**Stated goal**
Where a line holds the string "Devn", return that line.

== Records for the task

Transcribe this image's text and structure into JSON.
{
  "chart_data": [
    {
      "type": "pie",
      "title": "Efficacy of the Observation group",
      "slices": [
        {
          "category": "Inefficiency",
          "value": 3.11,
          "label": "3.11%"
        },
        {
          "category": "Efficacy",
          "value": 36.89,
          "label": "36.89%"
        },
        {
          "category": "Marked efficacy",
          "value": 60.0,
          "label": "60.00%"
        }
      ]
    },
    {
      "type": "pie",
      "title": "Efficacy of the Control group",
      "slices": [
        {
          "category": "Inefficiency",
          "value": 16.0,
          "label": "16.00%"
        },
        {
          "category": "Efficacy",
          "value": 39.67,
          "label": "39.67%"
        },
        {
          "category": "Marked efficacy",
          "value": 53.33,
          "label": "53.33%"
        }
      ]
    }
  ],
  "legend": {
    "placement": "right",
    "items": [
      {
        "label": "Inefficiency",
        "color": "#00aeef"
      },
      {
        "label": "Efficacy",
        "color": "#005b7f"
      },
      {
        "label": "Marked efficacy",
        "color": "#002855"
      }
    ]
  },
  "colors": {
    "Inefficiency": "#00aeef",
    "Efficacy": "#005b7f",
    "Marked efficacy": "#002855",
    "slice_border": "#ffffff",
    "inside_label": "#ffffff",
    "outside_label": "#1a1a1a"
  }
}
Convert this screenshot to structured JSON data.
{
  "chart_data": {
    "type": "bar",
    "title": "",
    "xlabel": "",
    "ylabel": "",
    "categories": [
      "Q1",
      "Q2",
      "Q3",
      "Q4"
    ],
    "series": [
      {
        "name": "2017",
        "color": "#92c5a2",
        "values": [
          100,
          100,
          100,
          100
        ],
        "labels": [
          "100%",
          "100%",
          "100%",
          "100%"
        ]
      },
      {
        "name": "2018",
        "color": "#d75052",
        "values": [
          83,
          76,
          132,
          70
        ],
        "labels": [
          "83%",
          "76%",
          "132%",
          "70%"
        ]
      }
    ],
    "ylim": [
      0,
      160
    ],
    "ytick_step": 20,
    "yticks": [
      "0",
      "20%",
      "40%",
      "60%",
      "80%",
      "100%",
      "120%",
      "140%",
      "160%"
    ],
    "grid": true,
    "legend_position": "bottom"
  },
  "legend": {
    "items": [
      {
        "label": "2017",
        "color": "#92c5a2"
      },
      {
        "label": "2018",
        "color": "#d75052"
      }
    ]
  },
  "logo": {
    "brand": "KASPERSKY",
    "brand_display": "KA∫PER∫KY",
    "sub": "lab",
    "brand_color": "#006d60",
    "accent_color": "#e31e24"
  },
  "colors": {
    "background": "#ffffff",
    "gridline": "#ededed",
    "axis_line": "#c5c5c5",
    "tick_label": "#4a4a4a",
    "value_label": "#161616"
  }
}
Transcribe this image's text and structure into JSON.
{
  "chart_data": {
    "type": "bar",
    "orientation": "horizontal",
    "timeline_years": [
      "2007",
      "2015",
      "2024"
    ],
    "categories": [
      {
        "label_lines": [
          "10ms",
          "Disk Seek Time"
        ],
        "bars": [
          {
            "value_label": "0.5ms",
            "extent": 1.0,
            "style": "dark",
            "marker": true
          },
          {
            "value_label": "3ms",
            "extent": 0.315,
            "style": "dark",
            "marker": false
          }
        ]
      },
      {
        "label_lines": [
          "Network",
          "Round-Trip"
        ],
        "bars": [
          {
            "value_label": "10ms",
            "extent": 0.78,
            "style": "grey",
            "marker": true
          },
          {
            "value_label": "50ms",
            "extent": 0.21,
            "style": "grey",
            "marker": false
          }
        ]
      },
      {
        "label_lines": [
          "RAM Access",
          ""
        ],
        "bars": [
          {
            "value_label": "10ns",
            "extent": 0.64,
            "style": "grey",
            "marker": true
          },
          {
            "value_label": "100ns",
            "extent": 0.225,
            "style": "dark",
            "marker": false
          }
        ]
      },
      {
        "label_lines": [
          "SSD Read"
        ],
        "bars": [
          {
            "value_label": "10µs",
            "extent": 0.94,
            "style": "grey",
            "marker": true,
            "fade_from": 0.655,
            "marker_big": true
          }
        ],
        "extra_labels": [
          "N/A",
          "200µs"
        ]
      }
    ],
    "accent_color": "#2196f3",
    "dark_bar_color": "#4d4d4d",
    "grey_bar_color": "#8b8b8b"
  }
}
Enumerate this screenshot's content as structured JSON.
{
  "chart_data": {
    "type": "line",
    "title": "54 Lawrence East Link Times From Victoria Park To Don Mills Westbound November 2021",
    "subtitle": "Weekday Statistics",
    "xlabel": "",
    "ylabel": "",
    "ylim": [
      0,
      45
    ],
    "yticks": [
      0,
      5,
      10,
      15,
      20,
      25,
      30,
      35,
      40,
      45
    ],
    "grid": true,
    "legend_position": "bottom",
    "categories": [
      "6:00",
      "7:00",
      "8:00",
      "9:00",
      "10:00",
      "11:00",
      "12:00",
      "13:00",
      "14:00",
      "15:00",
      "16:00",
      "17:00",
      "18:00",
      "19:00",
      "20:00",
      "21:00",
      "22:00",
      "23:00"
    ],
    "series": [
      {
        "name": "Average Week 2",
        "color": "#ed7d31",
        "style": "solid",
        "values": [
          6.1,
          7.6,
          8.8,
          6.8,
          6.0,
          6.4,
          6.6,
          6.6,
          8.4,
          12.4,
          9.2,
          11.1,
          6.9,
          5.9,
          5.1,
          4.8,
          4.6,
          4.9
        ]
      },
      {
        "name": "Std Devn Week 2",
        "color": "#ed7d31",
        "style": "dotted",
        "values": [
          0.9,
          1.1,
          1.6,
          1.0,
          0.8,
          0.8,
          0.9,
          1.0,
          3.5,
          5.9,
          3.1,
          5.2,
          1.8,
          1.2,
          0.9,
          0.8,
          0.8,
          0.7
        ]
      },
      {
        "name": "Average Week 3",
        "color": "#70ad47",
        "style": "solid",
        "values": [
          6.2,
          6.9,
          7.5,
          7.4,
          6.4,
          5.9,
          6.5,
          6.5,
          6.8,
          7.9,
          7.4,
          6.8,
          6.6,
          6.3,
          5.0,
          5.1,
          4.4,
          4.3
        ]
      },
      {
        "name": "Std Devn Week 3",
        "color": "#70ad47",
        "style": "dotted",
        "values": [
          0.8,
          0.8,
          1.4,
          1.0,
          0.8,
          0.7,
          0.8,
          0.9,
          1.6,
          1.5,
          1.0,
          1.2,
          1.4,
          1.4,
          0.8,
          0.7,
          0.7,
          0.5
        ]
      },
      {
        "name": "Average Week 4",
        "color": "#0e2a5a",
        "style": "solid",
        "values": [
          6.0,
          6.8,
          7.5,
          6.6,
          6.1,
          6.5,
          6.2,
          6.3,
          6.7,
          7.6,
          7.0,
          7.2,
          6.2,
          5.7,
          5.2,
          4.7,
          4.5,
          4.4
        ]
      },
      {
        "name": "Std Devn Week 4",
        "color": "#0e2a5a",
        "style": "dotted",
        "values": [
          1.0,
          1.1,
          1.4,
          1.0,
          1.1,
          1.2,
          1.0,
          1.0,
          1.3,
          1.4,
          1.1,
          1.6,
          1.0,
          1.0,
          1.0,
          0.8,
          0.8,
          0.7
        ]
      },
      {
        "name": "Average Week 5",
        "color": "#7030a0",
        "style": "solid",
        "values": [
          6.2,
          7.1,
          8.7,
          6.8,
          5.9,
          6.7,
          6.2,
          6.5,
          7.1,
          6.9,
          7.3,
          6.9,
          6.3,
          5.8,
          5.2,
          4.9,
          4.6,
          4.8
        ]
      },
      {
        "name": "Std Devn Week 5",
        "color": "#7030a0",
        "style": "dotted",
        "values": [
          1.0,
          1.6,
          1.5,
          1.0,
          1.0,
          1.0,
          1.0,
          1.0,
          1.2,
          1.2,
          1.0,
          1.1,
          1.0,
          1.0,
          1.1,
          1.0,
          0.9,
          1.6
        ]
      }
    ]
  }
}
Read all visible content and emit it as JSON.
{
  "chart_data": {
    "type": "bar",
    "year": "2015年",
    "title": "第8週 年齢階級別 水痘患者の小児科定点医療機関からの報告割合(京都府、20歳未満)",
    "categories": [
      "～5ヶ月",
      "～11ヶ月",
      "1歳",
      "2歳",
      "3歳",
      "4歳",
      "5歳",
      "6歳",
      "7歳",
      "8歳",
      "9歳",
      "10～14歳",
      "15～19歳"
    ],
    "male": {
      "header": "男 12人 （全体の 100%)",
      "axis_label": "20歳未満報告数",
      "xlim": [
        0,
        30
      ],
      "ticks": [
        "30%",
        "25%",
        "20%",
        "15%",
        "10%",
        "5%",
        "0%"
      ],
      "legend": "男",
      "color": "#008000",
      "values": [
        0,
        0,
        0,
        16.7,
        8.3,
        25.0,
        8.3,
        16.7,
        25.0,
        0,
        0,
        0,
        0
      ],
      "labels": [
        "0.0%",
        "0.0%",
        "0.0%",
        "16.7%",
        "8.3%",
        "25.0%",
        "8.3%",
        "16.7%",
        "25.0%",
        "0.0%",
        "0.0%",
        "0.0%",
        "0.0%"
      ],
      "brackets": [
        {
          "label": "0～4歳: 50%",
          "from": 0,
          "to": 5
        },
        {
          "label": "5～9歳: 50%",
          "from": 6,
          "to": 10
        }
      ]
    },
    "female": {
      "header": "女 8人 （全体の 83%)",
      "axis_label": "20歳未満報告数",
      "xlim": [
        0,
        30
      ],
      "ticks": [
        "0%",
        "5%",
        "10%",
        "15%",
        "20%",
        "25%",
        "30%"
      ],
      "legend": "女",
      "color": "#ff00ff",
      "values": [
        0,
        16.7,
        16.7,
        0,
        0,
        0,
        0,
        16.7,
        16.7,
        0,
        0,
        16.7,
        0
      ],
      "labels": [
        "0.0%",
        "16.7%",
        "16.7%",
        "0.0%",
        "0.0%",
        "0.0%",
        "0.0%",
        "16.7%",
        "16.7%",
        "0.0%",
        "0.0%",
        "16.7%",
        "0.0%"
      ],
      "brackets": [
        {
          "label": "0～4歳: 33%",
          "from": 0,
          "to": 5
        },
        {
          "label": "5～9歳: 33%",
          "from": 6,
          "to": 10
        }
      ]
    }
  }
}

====

**In response**
        "name": "Std Devn Week 2",
        "name": "Std Devn Week 3",
        "name": "Std Devn Week 4",
        "name": "Std Devn Week 5",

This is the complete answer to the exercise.